=== Problem requirements ===
Track down the lines that contain "Wastewater" and copy them.

=== Supplied data ===
════
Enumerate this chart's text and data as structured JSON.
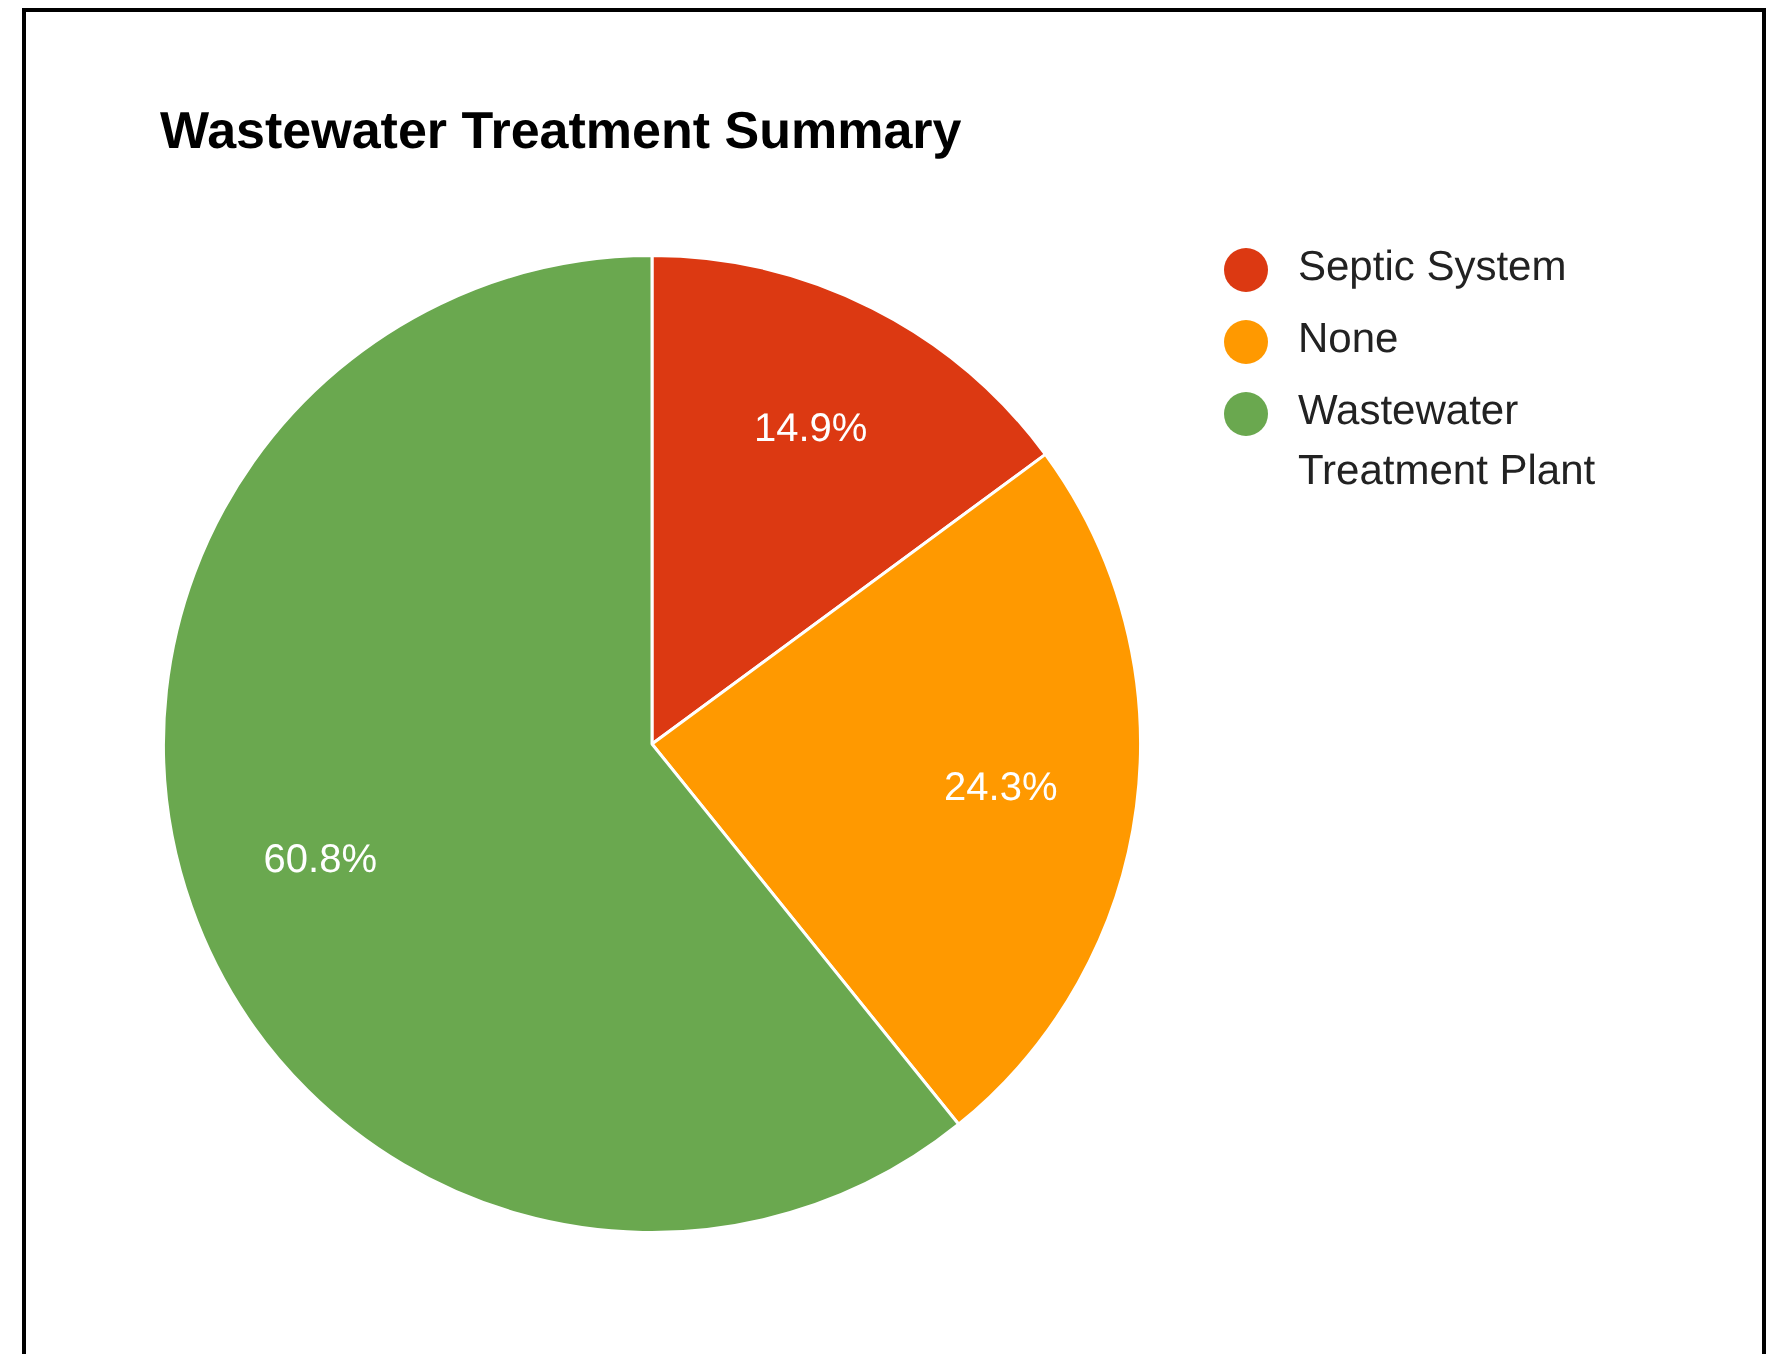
{
  "chart_data": {
    "type": "pie",
    "title": "Wastewater Treatment Summary",
    "categories": [
      "Septic System",
      "None",
      "Wastewater Treatment Plant"
    ],
    "values": [
      14.9,
      24.3,
      60.8
    ],
    "colors": [
      "#dc3912",
      "#ff9900",
      "#6aa84f"
    ],
    "value_labels": [
      "14.9%",
      "24.3%",
      "60.8%"
    ],
    "legend": "top right"
  }
}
════
=== Task response ===
    "title": "Wastewater Treatment Summary",
      "Wastewater Treatment Plant"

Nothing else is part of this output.